What is expected
Will you transcribe the entries that follow, exactly and in full?

Record list
=-=-=-=-=

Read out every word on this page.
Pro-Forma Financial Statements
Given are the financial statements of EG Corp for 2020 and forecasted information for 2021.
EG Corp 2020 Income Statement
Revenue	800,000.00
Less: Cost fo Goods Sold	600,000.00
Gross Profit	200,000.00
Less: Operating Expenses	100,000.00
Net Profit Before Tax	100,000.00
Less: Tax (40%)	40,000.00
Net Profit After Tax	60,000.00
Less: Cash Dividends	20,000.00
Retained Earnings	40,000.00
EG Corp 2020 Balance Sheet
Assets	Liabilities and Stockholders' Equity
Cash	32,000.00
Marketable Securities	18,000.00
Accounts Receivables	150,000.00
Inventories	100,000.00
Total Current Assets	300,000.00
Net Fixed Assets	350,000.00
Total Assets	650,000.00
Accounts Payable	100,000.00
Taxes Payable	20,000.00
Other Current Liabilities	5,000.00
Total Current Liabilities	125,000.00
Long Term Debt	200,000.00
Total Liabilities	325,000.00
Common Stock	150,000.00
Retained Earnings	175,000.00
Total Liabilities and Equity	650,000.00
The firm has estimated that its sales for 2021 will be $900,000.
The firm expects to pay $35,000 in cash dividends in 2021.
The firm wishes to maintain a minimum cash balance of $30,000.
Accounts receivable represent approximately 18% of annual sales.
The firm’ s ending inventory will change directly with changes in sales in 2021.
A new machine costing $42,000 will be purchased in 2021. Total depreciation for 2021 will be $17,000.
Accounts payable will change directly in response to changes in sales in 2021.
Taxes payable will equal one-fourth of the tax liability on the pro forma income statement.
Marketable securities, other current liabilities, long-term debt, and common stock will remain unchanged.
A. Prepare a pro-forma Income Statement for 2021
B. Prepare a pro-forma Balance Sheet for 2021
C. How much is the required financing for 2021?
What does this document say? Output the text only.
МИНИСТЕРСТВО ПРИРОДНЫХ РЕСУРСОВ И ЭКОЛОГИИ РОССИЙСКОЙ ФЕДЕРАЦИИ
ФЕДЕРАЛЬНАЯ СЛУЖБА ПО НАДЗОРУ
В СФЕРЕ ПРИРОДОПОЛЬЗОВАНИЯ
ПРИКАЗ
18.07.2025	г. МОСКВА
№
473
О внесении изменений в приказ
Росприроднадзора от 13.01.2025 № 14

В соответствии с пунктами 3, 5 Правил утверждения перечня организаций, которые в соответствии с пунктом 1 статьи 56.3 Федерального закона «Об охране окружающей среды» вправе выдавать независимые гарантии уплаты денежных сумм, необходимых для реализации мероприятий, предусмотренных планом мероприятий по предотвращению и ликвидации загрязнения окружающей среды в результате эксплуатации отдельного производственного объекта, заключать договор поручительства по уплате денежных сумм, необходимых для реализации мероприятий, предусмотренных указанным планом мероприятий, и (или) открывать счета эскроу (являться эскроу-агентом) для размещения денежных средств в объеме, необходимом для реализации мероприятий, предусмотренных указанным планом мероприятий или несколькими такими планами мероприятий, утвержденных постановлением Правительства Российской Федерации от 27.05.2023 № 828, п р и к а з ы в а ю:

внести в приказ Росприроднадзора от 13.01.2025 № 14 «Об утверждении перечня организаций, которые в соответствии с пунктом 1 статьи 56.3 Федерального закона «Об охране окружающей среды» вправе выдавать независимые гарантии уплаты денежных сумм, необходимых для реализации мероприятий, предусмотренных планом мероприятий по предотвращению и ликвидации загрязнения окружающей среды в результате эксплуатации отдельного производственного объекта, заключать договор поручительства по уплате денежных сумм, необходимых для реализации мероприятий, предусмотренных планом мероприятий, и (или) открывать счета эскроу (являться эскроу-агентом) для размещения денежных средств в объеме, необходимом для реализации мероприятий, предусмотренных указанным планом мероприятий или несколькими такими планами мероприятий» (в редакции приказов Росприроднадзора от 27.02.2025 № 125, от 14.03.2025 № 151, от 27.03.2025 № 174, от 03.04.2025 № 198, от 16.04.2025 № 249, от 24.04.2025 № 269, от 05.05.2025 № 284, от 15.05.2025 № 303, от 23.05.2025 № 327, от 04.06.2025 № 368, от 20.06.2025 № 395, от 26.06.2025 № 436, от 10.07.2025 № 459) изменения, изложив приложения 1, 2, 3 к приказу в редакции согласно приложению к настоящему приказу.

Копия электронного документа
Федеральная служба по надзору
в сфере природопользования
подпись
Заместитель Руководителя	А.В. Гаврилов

=-=-=-=-=

Output below
Read out every word on this page.
Pro-Forma Financial Statements
Given are the financial statements of EG Corp for 2020 and forecasted information for 2021.
EG Corp 2020 Income Statement
Revenue	800,000.00
Less: Cost fo Goods Sold	600,000.00
Gross Profit	200,000.00
Less: Operating Expenses	100,000.00
Net Profit Before Tax	100,000.00
Less: Tax (40%)	40,000.00
Net Profit After Tax	60,000.00
Less: Cash Dividends	20,000.00
Retained Earnings	40,000.00
EG Corp 2020 Balance Sheet
Assets	Liabilities and Stockholders' Equity
Cash	32,000.00
Marketable Securities	18,000.00
Accounts Receivables	150,000.00
Inventories	100,000.00
Total Current Assets	300,000.00
Net Fixed Assets	350,000.00
Total Assets	650,000.00
Accounts Payable	100,000.00
Taxes Payable	20,000.00
Other Current Liabilities	5,000.00
Total Current Liabilities	125,000.00
Long Term Debt	200,000.00
Total Liabilities	325,000.00
Common Stock	150,000.00
Retained Earnings	175,000.00
Total Liabilities and Equity	650,000.00
The firm has estimated that its sales for 2021 will be $900,000.
The firm expects to pay $35,000 in cash dividends in 2021.
The firm wishes to maintain a minimum cash balance of $30,000.
Accounts receivable represent approximately 18% of annual sales.
The firm’ s ending inventory will change directly with changes in sales in 2021.
A new machine costing $42,000 will be purchased in 2021. Total depreciation for 2021 will be $17,000.
Accounts payable will change directly in response to changes in sales in 2021.
Taxes payable will equal one-fourth of the tax liability on the pro forma income statement.
Marketable securities, other current liabilities, long-term debt, and common stock will remain unchanged.
A. Prepare a pro-forma Income Statement for 2021
B. Prepare a pro-forma Balance Sheet for 2021
C. How much is the required financing for 2021?
What does this document say? Output the text only.
МИНИСТЕРСТВО ПРИРОДНЫХ РЕСУРСОВ И ЭКОЛОГИИ РОССИЙСКОЙ ФЕДЕРАЦИИ
ФЕДЕРАЛЬНАЯ СЛУЖБА ПО НАДЗОРУ
В СФЕРЕ ПРИРОДОПОЛЬЗОВАНИЯ
ПРИКАЗ
18.07.2025	г. МОСКВА
№
473
О внесении изменений в приказ
Росприроднадзора от 13.01.2025 № 14

В соответствии с пунктами 3, 5 Правил утверждения перечня организаций, которые в соответствии с пунктом 1 статьи 56.3 Федерального закона «Об охране окружающей среды» вправе выдавать независимые гарантии уплаты денежных сумм, необходимых для реализации мероприятий, предусмотренных планом мероприятий по предотвращению и ликвидации загрязнения окружающей среды в результате эксплуатации отдельного производственного объекта, заключать договор поручительства по уплате денежных сумм, необходимых для реализации мероприятий, предусмотренных указанным планом мероприятий, и (или) открывать счета эскроу (являться эскроу-агентом) для размещения денежных средств в объеме, необходимом для реализации мероприятий, предусмотренных указанным планом мероприятий или несколькими такими планами мероприятий, утвержденных постановлением Правительства Российской Федерации от 27.05.2023 № 828, п р и к а з ы в а ю:

внести в приказ Росприроднадзора от 13.01.2025 № 14 «Об утверждении перечня организаций, которые в соответствии с пунктом 1 статьи 56.3 Федерального закона «Об охране окружающей среды» вправе выдавать независимые гарантии уплаты денежных сумм, необходимых для реализации мероприятий, предусмотренных планом мероприятий по предотвращению и ликвидации загрязнения окружающей среды в результате эксплуатации отдельного производственного объекта, заключать договор поручительства по уплате денежных сумм, необходимых для реализации мероприятий, предусмотренных планом мероприятий, и (или) открывать счета эскроу (являться эскроу-агентом) для размещения денежных средств в объеме, необходимом для реализации мероприятий, предусмотренных указанным планом мероприятий или несколькими такими планами мероприятий» (в редакции приказов Росприроднадзора от 27.02.2025 № 125, от 14.03.2025 № 151, от 27.03.2025 № 174, от 03.04.2025 № 198, от 16.04.2025 № 249, от 24.04.2025 № 269, от 05.05.2025 № 284, от 15.05.2025 № 303, от 23.05.2025 № 327, от 04.06.2025 № 368, от 20.06.2025 № 395, от 26.06.2025 № 436, от 10.07.2025 № 459) изменения, изложив приложения 1, 2, 3 к приказу в редакции согласно приложению к настоящему приказу.

Копия электронного документа
Федеральная служба по надзору
в сфере природопользования
подпись
Заместитель Руководителя	А.В. Гаврилов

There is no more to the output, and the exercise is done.